─── AVAILABLE DATA ───

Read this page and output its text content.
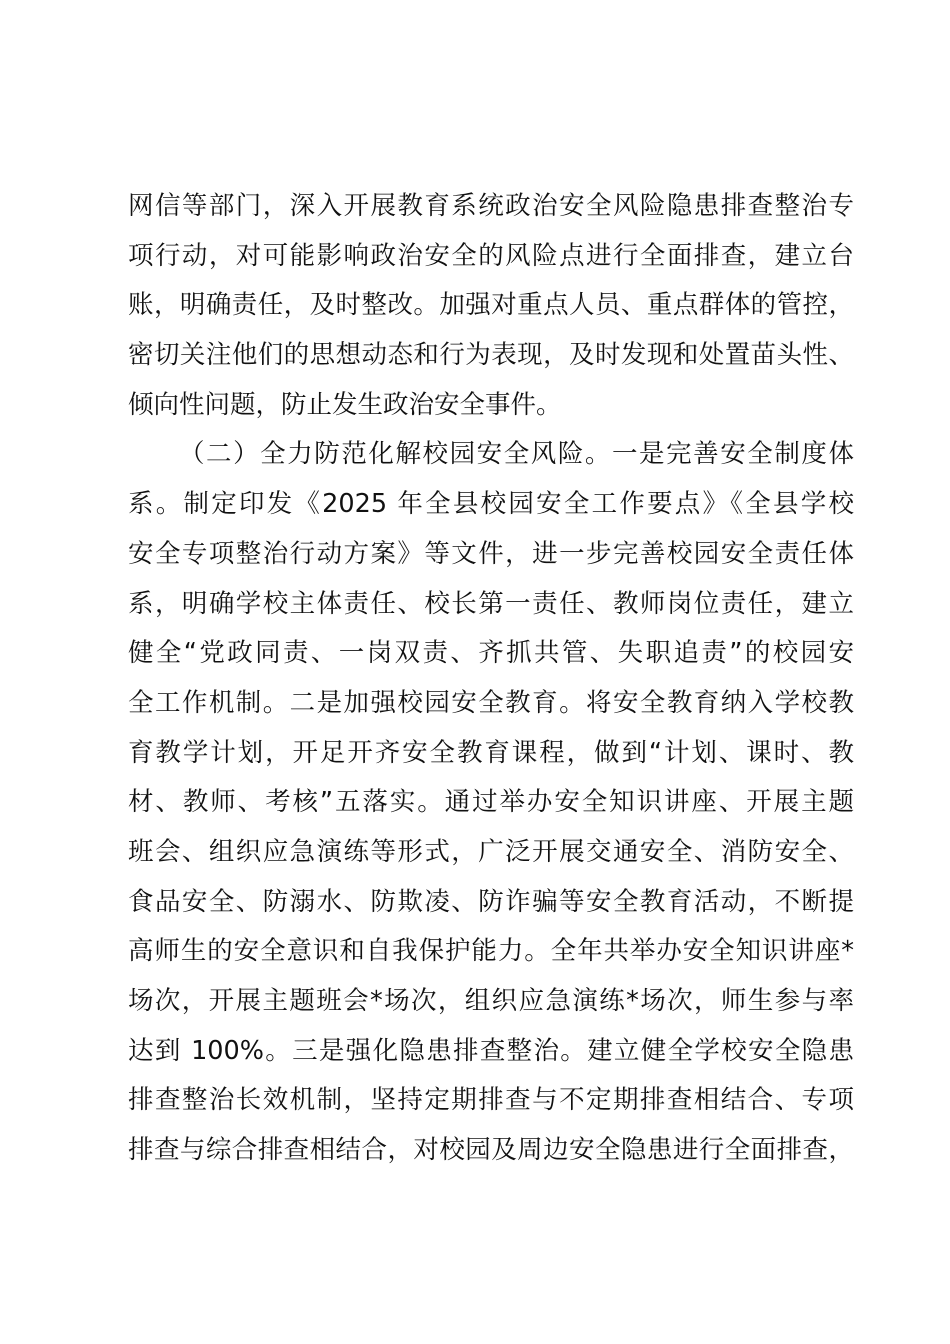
网信等部门，深入开展教育系统政治安全风险隐患排查整治专
项行动，对可能影响政治安全的风险点进行全面排查，建立台
账，明确责任，及时整改。加强对重点人员、重点群体的管控，
密切关注他们的思想动态和行为表现，及时发现和处置苗头性、
倾向性问题，防止发生政治安全事件。
（二）全力防范化解校园安全风险。一是完善安全制度体
系。制定印发《2025 年全县校园安全工作要点》《全县学校
安全专项整治行动方案》等文件，进一步完善校园安全责任体
系，明确学校主体责任、校长第一责任、教师岗位责任，建立
健全“党政同责、一岗双责、齐抓共管、失职追责”的校园安
全工作机制。二是加强校园安全教育。将安全教育纳入学校教
育教学计划，开足开齐安全教育课程，做到“计划、课时、教
材、教师、考核”五落实。通过举办安全知识讲座、开展主题
班会、组织应急演练等形式，广泛开展交通安全、消防安全、
食品安全、防溺水、防欺凌、防诈骗等安全教育活动，不断提
高师生的安全意识和自我保护能力。全年共举办安全知识讲座*
场次，开展主题班会*场次，组织应急演练*场次，师生参与率
达到 100%。三是强化隐患排查整治。建立健全学校安全隐患
排查整治长效机制，坚持定期排查与不定期排查相结合、专项
排查与综合排查相结合，对校园及周边安全隐患进行全面排查，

───

**STATED PROBLEM**
Quote every record above exactly, leaving out any pictures.

**COMPLETE ANSWER**
Read this page and output its text content.
网信等部门，深入开展教育系统政治安全风险隐患排查整治专
项行动，对可能影响政治安全的风险点进行全面排查，建立台
账，明确责任，及时整改。加强对重点人员、重点群体的管控，
密切关注他们的思想动态和行为表现，及时发现和处置苗头性、
倾向性问题，防止发生政治安全事件。
（二）全力防范化解校园安全风险。一是完善安全制度体
系。制定印发《2025 年全县校园安全工作要点》《全县学校
安全专项整治行动方案》等文件，进一步完善校园安全责任体
系，明确学校主体责任、校长第一责任、教师岗位责任，建立
健全“党政同责、一岗双责、齐抓共管、失职追责”的校园安
全工作机制。二是加强校园安全教育。将安全教育纳入学校教
育教学计划，开足开齐安全教育课程，做到“计划、课时、教
材、教师、考核”五落实。通过举办安全知识讲座、开展主题
班会、组织应急演练等形式，广泛开展交通安全、消防安全、
食品安全、防溺水、防欺凌、防诈骗等安全教育活动，不断提
高师生的安全意识和自我保护能力。全年共举办安全知识讲座*
场次，开展主题班会*场次，组织应急演练*场次，师生参与率
达到 100%。三是强化隐患排查整治。建立健全学校安全隐患
排查整治长效机制，坚持定期排查与不定期排查相结合、专项
排查与综合排查相结合，对校园及周边安全隐患进行全面排查，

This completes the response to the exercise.